TASK ::
Render the records below as a single numbered list with one line per item, and leave out any blank lines.
— begin DATA EXCERPTS —
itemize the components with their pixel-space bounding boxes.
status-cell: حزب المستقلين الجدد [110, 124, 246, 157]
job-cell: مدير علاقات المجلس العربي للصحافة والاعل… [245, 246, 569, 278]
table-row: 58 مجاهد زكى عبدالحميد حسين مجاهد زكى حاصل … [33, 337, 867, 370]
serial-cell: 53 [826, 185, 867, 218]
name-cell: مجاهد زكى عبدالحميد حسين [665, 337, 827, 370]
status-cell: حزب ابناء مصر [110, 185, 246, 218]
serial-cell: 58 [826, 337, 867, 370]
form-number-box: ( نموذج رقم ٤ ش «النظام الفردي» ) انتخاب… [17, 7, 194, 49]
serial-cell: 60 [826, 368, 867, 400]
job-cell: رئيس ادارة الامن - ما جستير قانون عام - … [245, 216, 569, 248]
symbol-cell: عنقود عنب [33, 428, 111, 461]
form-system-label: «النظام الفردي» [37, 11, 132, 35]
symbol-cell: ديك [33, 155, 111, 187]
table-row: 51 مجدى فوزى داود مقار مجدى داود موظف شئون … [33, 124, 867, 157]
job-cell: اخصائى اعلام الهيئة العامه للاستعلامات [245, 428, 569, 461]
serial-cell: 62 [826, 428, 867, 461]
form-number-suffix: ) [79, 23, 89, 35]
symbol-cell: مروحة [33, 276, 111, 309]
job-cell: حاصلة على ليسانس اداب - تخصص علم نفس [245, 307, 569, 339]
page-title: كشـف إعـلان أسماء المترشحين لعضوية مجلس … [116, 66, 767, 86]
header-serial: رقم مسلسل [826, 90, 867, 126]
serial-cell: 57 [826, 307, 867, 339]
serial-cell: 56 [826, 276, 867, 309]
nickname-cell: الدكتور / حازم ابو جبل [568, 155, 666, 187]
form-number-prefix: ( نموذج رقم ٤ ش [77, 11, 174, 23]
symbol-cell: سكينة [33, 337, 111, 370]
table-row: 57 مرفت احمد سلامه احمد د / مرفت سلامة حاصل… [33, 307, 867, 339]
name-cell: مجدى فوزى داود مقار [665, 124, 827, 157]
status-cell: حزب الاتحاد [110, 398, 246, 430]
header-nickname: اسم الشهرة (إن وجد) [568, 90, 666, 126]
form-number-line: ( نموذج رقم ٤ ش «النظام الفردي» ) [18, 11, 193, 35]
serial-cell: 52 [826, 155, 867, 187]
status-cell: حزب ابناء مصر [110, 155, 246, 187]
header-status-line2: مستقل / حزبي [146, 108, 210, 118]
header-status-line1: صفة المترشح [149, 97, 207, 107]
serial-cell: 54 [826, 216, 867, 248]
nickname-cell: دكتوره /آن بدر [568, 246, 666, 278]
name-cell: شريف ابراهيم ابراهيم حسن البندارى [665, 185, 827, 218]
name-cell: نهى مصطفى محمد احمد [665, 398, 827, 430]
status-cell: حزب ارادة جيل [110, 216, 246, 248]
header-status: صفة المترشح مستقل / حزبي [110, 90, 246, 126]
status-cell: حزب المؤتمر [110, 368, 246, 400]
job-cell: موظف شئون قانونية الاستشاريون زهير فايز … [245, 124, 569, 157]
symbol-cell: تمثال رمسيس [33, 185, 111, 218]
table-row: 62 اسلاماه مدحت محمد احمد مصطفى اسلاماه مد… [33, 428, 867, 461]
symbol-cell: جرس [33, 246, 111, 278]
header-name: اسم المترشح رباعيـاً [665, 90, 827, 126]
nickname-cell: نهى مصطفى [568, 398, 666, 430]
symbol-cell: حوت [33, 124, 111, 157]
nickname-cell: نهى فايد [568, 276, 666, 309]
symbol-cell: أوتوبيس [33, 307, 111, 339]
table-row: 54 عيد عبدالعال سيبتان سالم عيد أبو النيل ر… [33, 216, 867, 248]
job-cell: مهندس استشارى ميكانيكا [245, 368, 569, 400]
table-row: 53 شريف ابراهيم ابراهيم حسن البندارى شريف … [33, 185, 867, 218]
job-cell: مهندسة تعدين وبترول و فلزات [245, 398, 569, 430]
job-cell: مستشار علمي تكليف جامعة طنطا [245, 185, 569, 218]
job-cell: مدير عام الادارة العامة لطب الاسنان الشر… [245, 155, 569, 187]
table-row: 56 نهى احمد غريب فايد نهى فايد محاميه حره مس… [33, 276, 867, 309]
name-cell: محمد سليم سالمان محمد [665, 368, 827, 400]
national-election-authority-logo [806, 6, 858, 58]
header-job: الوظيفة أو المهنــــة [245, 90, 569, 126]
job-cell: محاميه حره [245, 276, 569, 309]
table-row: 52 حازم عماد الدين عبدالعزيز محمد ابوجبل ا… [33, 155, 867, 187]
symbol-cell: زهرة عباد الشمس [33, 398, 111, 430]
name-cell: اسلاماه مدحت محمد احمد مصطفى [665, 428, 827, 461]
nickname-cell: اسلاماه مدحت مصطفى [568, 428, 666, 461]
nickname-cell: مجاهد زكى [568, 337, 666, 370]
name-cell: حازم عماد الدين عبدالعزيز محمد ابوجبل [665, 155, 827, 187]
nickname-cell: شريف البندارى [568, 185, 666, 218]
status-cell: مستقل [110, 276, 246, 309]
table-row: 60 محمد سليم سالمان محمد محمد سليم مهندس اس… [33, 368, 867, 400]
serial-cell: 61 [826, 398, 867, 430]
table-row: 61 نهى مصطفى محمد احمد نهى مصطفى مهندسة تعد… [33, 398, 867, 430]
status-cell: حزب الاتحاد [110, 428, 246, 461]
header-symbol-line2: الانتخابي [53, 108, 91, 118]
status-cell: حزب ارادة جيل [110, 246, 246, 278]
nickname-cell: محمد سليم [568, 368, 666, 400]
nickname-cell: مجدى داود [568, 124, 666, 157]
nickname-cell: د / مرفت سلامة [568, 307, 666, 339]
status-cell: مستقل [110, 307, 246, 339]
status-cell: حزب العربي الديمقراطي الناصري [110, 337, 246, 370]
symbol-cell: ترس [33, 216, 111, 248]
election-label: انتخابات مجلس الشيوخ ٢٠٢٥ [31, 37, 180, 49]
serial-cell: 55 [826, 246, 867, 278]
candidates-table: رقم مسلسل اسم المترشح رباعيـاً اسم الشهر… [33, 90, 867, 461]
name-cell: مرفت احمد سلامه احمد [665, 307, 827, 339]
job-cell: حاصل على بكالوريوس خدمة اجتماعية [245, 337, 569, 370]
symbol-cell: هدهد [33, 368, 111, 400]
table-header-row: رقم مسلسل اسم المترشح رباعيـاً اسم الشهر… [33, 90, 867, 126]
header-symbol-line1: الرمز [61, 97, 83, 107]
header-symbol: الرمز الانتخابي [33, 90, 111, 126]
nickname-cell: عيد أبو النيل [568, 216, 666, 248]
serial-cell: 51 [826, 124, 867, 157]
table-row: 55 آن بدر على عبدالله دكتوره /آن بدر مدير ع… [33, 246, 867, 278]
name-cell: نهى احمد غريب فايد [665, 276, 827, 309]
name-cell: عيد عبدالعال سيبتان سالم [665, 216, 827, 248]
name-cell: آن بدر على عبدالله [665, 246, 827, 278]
— end DATA EXCERPTS —
RESPONSE TO THIS EXERCISE ::
1. itemize the components with their pixel-space bounding boxes.
2. status-cell: حزب المستقلين الجدد [110, 124, 246, 157]
3. job-cell: مدير علاقات المجلس العربي للصحافة والاعل… [245, 246, 569, 278]
4. table-row: 58 مجاهد زكى عبدالحميد حسين مجاهد زكى حاصل … [33, 337, 867, 370]
5. serial-cell: 53 [826, 185, 867, 218]
6. name-cell: مجاهد زكى عبدالحميد حسين [665, 337, 827, 370]
7. status-cell: حزب ابناء مصر [110, 185, 246, 218]
8. serial-cell: 58 [826, 337, 867, 370]
9. form-number-box: ( نموذج رقم ٤ ش «النظام الفردي» ) انتخاب… [17, 7, 194, 49]
10. serial-cell: 60 [826, 368, 867, 400]
11. job-cell: رئيس ادارة الامن - ما جستير قانون عام - … [245, 216, 569, 248]
12. symbol-cell: عنقود عنب [33, 428, 111, 461]
13. form-system-label: «النظام الفردي» [37, 11, 132, 35]
14. symbol-cell: ديك [33, 155, 111, 187]
15. table-row: 51 مجدى فوزى داود مقار مجدى داود موظف شئون … [33, 124, 867, 157]
16. job-cell: اخصائى اعلام الهيئة العامه للاستعلامات [245, 428, 569, 461]
17. serial-cell: 62 [826, 428, 867, 461]
18. form-number-suffix: ) [79, 23, 89, 35]
19. symbol-cell: مروحة [33, 276, 111, 309]
20. job-cell: حاصلة على ليسانس اداب - تخصص علم نفس [245, 307, 569, 339]
21. page-title: كشـف إعـلان أسماء المترشحين لعضوية مجلس … [116, 66, 767, 86]
22. header-serial: رقم مسلسل [826, 90, 867, 126]
23. serial-cell: 57 [826, 307, 867, 339]
24. serial-cell: 56 [826, 276, 867, 309]
25. nickname-cell: الدكتور / حازم ابو جبل [568, 155, 666, 187]
26. form-number-prefix: ( نموذج رقم ٤ ش [77, 11, 174, 23]
27. symbol-cell: سكينة [33, 337, 111, 370]
28. table-row: 57 مرفت احمد سلامه احمد د / مرفت سلامة حاصل… [33, 307, 867, 339]
29. name-cell: مجدى فوزى داود مقار [665, 124, 827, 157]
30. status-cell: حزب الاتحاد [110, 398, 246, 430]
31. header-nickname: اسم الشهرة (إن وجد) [568, 90, 666, 126]
32. form-number-line: ( نموذج رقم ٤ ش «النظام الفردي» ) [18, 11, 193, 35]
33. serial-cell: 52 [826, 155, 867, 187]
34. status-cell: حزب ابناء مصر [110, 155, 246, 187]
35. header-status-line2: مستقل / حزبي [146, 108, 210, 118]
36. header-status-line1: صفة المترشح [149, 97, 207, 107]
37. serial-cell: 54 [826, 216, 867, 248]
38. nickname-cell: دكتوره /آن بدر [568, 246, 666, 278]
39. name-cell: شريف ابراهيم ابراهيم حسن البندارى [665, 185, 827, 218]
40. name-cell: نهى مصطفى محمد احمد [665, 398, 827, 430]
41. status-cell: حزب ارادة جيل [110, 216, 246, 248]
42. header-status: صفة المترشح مستقل / حزبي [110, 90, 246, 126]
43. status-cell: حزب المؤتمر [110, 368, 246, 400]
44. job-cell: موظف شئون قانونية الاستشاريون زهير فايز … [245, 124, 569, 157]
45. symbol-cell: تمثال رمسيس [33, 185, 111, 218]
46. table-row: 62 اسلاماه مدحت محمد احمد مصطفى اسلاماه مد… [33, 428, 867, 461]
47. symbol-cell: جرس [33, 246, 111, 278]
48. header-name: اسم المترشح رباعيـاً [665, 90, 827, 126]
49. nickname-cell: نهى مصطفى [568, 398, 666, 430]
50. symbol-cell: حوت [33, 124, 111, 157]
51. nickname-cell: نهى فايد [568, 276, 666, 309]
52. symbol-cell: أوتوبيس [33, 307, 111, 339]
53. table-row: 54 عيد عبدالعال سيبتان سالم عيد أبو النيل ر… [33, 216, 867, 248]
54. job-cell: مهندس استشارى ميكانيكا [245, 368, 569, 400]
55. table-row: 53 شريف ابراهيم ابراهيم حسن البندارى شريف … [33, 185, 867, 218]
56. job-cell: مهندسة تعدين وبترول و فلزات [245, 398, 569, 430]
57. job-cell: مستشار علمي تكليف جامعة طنطا [245, 185, 569, 218]
58. job-cell: مدير عام الادارة العامة لطب الاسنان الشر… [245, 155, 569, 187]
59. table-row: 56 نهى احمد غريب فايد نهى فايد محاميه حره مس… [33, 276, 867, 309]
60. name-cell: محمد سليم سالمان محمد [665, 368, 827, 400]
61. national-election-authority-logo [806, 6, 858, 58]
62. header-job: الوظيفة أو المهنــــة [245, 90, 569, 126]
63. job-cell: محاميه حره [245, 276, 569, 309]
64. table-row: 52 حازم عماد الدين عبدالعزيز محمد ابوجبل ا… [33, 155, 867, 187]
65. symbol-cell: زهرة عباد الشمس [33, 398, 111, 430]
66. name-cell: اسلاماه مدحت محمد احمد مصطفى [665, 428, 827, 461]
67. nickname-cell: اسلاماه مدحت مصطفى [568, 428, 666, 461]
68. nickname-cell: مجاهد زكى [568, 337, 666, 370]
69. name-cell: حازم عماد الدين عبدالعزيز محمد ابوجبل [665, 155, 827, 187]
70. nickname-cell: شريف البندارى [568, 185, 666, 218]
71. status-cell: مستقل [110, 276, 246, 309]
72. table-row: 60 محمد سليم سالمان محمد محمد سليم مهندس اس… [33, 368, 867, 400]
73. serial-cell: 61 [826, 398, 867, 430]
74. table-row: 61 نهى مصطفى محمد احمد نهى مصطفى مهندسة تعد… [33, 398, 867, 430]
75. status-cell: حزب الاتحاد [110, 428, 246, 461]
76. header-symbol-line2: الانتخابي [53, 108, 91, 118]
77. status-cell: حزب ارادة جيل [110, 246, 246, 278]
78. nickname-cell: محمد سليم [568, 368, 666, 400]
79. nickname-cell: مجدى داود [568, 124, 666, 157]
80. nickname-cell: د / مرفت سلامة [568, 307, 666, 339]
81. status-cell: مستقل [110, 307, 246, 339]
82. status-cell: حزب العربي الديمقراطي الناصري [110, 337, 246, 370]
83. symbol-cell: ترس [33, 216, 111, 248]
84. election-label: انتخابات مجلس الشيوخ ٢٠٢٥ [31, 37, 180, 49]
85. serial-cell: 55 [826, 246, 867, 278]
86. candidates-table: رقم مسلسل اسم المترشح رباعيـاً اسم الشهر… [33, 90, 867, 461]
87. name-cell: مرفت احمد سلامه احمد [665, 307, 827, 339]
88. job-cell: حاصل على بكالوريوس خدمة اجتماعية [245, 337, 569, 370]
89. symbol-cell: هدهد [33, 368, 111, 400]
90. table-header-row: رقم مسلسل اسم المترشح رباعيـاً اسم الشهر… [33, 90, 867, 126]
91. header-symbol-line1: الرمز [61, 97, 83, 107]
92. header-symbol: الرمز الانتخابي [33, 90, 111, 126]
93. nickname-cell: عيد أبو النيل [568, 216, 666, 248]
94. serial-cell: 51 [826, 124, 867, 157]
95. table-row: 55 آن بدر على عبدالله دكتوره /آن بدر مدير ع… [33, 246, 867, 278]
96. name-cell: نهى احمد غريب فايد [665, 276, 827, 309]
97. name-cell: عيد عبدالعال سيبتان سالم [665, 216, 827, 248]
98. name-cell: آن بدر على عبدالله [665, 246, 827, 278]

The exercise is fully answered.